» **What you need to do**
Copy every line of the material below word for word, changing nothing.

» **Task input**
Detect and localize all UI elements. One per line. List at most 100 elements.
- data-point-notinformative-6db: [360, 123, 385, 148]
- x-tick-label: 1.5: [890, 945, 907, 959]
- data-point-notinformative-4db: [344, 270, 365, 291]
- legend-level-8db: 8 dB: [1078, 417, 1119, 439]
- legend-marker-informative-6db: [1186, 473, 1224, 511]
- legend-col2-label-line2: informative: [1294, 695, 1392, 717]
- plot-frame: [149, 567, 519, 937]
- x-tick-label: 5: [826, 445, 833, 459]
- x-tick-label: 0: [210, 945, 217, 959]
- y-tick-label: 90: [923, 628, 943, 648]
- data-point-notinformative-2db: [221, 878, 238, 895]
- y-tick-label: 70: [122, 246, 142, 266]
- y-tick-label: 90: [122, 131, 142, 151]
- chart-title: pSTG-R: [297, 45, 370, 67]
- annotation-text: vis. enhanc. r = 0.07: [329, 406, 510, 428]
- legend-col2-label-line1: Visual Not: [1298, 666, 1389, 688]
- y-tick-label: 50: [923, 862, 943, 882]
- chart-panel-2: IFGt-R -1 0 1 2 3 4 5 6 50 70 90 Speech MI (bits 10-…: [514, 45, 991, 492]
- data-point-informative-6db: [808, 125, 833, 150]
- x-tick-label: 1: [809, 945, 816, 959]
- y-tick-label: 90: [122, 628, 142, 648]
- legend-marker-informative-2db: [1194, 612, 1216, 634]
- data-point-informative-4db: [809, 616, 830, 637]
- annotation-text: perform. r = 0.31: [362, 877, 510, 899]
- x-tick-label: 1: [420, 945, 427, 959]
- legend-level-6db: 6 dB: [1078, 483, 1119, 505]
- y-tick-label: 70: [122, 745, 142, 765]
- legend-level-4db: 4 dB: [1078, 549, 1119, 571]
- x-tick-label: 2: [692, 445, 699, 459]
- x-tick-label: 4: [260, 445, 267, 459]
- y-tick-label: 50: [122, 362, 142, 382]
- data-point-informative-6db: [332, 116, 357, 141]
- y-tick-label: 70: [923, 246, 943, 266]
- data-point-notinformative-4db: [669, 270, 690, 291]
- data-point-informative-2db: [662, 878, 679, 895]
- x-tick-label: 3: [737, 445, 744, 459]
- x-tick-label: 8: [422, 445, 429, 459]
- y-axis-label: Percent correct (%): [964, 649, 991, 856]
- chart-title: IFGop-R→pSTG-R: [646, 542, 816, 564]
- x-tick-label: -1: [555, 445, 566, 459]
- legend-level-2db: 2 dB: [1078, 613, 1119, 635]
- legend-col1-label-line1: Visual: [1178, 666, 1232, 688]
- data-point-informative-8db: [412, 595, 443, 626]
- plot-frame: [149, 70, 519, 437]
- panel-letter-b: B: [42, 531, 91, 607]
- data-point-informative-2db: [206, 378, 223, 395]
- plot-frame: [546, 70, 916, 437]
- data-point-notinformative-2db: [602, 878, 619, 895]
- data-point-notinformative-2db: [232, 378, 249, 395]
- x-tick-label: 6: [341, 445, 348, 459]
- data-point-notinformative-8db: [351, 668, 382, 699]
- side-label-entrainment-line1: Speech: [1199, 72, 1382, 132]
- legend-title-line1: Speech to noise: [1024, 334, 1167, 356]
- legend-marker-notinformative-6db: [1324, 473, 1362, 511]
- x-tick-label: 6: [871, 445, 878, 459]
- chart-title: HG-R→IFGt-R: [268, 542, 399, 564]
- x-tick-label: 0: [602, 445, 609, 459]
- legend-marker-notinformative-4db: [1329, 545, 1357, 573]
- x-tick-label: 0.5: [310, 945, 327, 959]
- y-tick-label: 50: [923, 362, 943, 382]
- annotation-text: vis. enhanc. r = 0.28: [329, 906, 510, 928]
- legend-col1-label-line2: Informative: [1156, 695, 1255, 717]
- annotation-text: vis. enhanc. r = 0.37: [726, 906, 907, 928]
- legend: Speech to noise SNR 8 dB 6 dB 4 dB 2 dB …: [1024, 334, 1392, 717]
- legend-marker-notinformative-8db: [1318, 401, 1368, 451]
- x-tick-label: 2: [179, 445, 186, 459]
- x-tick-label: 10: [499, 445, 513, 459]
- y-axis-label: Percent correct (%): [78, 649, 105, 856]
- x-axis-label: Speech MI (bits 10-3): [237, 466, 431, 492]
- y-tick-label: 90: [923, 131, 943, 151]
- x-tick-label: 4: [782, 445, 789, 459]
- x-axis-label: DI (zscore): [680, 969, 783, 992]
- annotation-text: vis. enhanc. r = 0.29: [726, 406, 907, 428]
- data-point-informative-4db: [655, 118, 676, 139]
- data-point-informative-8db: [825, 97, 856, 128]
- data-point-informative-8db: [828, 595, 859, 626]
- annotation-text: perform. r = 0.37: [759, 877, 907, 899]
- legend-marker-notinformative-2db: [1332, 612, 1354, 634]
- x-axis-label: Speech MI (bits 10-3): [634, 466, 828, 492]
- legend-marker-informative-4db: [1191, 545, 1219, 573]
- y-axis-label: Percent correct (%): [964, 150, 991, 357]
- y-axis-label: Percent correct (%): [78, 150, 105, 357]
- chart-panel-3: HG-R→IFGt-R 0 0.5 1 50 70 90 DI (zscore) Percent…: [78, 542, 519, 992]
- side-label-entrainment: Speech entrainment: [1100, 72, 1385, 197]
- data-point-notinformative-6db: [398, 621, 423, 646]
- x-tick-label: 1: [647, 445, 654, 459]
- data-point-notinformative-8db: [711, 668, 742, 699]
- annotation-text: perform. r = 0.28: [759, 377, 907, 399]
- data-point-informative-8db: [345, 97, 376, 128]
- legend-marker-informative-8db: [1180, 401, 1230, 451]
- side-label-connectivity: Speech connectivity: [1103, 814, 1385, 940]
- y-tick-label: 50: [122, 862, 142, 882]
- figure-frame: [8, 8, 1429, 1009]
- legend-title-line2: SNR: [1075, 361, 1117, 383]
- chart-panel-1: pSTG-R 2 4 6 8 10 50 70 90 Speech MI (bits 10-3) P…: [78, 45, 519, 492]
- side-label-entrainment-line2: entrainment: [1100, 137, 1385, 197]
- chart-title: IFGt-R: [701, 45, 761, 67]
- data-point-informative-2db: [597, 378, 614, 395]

» **Exercise output**
Detect and localize all UI elements. One per line. List at most 100 elements.
- data-point-notinformative-6db: [360, 123, 385, 148]
- x-tick-label: 1.5: [890, 945, 907, 959]
- data-point-notinformative-4db: [344, 270, 365, 291]
- legend-level-8db: 8 dB: [1078, 417, 1119, 439]
- legend-marker-informative-6db: [1186, 473, 1224, 511]
- legend-col2-label-line2: informative: [1294, 695, 1392, 717]
- plot-frame: [149, 567, 519, 937]
- x-tick-label: 5: [826, 445, 833, 459]
- x-tick-label: 0: [210, 945, 217, 959]
- y-tick-label: 90: [923, 628, 943, 648]
- data-point-notinformative-2db: [221, 878, 238, 895]
- y-tick-label: 70: [122, 246, 142, 266]
- y-tick-label: 90: [122, 131, 142, 151]
- chart-title: pSTG-R: [297, 45, 370, 67]
- annotation-text: vis. enhanc. r = 0.07: [329, 406, 510, 428]
- legend-col2-label-line1: Visual Not: [1298, 666, 1389, 688]
- y-tick-label: 50: [923, 862, 943, 882]
- chart-panel-2: IFGt-R -1 0 1 2 3 4 5 6 50 70 90 Speech MI (bits 10-…: [514, 45, 991, 492]
- data-point-informative-6db: [808, 125, 833, 150]
- x-tick-label: 1: [809, 945, 816, 959]
- y-tick-label: 90: [122, 628, 142, 648]
- legend-marker-informative-2db: [1194, 612, 1216, 634]
- data-point-informative-4db: [809, 616, 830, 637]
- annotation-text: perform. r = 0.31: [362, 877, 510, 899]
- x-tick-label: 1: [420, 945, 427, 959]
- legend-level-6db: 6 dB: [1078, 483, 1119, 505]
- y-tick-label: 70: [122, 745, 142, 765]
- legend-level-4db: 4 dB: [1078, 549, 1119, 571]
- x-tick-label: 2: [692, 445, 699, 459]
- x-tick-label: 4: [260, 445, 267, 459]
- y-tick-label: 50: [122, 362, 142, 382]
- data-point-informative-6db: [332, 116, 357, 141]
- y-tick-label: 70: [923, 246, 943, 266]
- data-point-notinformative-4db: [669, 270, 690, 291]
- data-point-informative-2db: [662, 878, 679, 895]
- x-tick-label: 3: [737, 445, 744, 459]
- x-tick-label: 8: [422, 445, 429, 459]
- y-axis-label: Percent correct (%): [964, 649, 991, 856]
- chart-title: IFGop-R→pSTG-R: [646, 542, 816, 564]
- x-tick-label: -1: [555, 445, 566, 459]
- legend-level-2db: 2 dB: [1078, 613, 1119, 635]
- legend-col1-label-line1: Visual: [1178, 666, 1232, 688]
- data-point-informative-8db: [412, 595, 443, 626]
- plot-frame: [149, 70, 519, 437]
- panel-letter-b: B: [42, 531, 91, 607]
- data-point-informative-2db: [206, 378, 223, 395]
- plot-frame: [546, 70, 916, 437]
- data-point-notinformative-2db: [602, 878, 619, 895]
- data-point-notinformative-2db: [232, 378, 249, 395]
- x-tick-label: 6: [341, 445, 348, 459]
- data-point-notinformative-8db: [351, 668, 382, 699]
- side-label-entrainment-line1: Speech: [1199, 72, 1382, 132]
- legend-title-line1: Speech to noise: [1024, 334, 1167, 356]
- legend-marker-notinformative-6db: [1324, 473, 1362, 511]
- x-tick-label: 6: [871, 445, 878, 459]
- chart-title: HG-R→IFGt-R: [268, 542, 399, 564]
- x-tick-label: 0: [602, 445, 609, 459]
- legend-marker-notinformative-4db: [1329, 545, 1357, 573]
- x-tick-label: 0.5: [310, 945, 327, 959]
- y-tick-label: 50: [923, 362, 943, 382]
- annotation-text: vis. enhanc. r = 0.28: [329, 906, 510, 928]
- legend-col1-label-line2: Informative: [1156, 695, 1255, 717]
- annotation-text: vis. enhanc. r = 0.37: [726, 906, 907, 928]
- legend: Speech to noise SNR 8 dB 6 dB 4 dB 2 dB …: [1024, 334, 1392, 717]
- legend-marker-notinformative-8db: [1318, 401, 1368, 451]
- x-tick-label: 2: [179, 445, 186, 459]
- x-tick-label: 10: [499, 445, 513, 459]
- y-axis-label: Percent correct (%): [78, 649, 105, 856]
- x-axis-label: Speech MI (bits 10-3): [237, 466, 431, 492]
- y-tick-label: 90: [923, 131, 943, 151]
- x-tick-label: 4: [782, 445, 789, 459]
- x-axis-label: DI (zscore): [680, 969, 783, 992]
- annotation-text: vis. enhanc. r = 0.29: [726, 406, 907, 428]
- data-point-informative-4db: [655, 118, 676, 139]
- data-point-informative-8db: [825, 97, 856, 128]
- data-point-informative-8db: [828, 595, 859, 626]
- annotation-text: perform. r = 0.37: [759, 877, 907, 899]
- legend-marker-notinformative-2db: [1332, 612, 1354, 634]
- x-axis-label: Speech MI (bits 10-3): [634, 466, 828, 492]
- legend-marker-informative-4db: [1191, 545, 1219, 573]
- y-axis-label: Percent correct (%): [964, 150, 991, 357]
- y-axis-label: Percent correct (%): [78, 150, 105, 357]
- chart-panel-3: HG-R→IFGt-R 0 0.5 1 50 70 90 DI (zscore) Percent…: [78, 542, 519, 992]
- side-label-entrainment: Speech entrainment: [1100, 72, 1385, 197]
- data-point-notinformative-6db: [398, 621, 423, 646]
- x-tick-label: 1: [647, 445, 654, 459]
- data-point-notinformative-8db: [711, 668, 742, 699]
- annotation-text: perform. r = 0.28: [759, 377, 907, 399]
- data-point-informative-8db: [345, 97, 376, 128]
- legend-marker-informative-8db: [1180, 401, 1230, 451]
- side-label-connectivity: Speech connectivity: [1103, 814, 1385, 940]
- y-tick-label: 50: [122, 862, 142, 882]
- figure-frame: [8, 8, 1429, 1009]
- legend-title-line2: SNR: [1075, 361, 1117, 383]
- chart-panel-1: pSTG-R 2 4 6 8 10 50 70 90 Speech MI (bits 10-3) P…: [78, 45, 519, 492]
- side-label-entrainment-line2: entrainment: [1100, 137, 1385, 197]
- chart-title: IFGt-R: [701, 45, 761, 67]
- data-point-informative-2db: [597, 378, 614, 395]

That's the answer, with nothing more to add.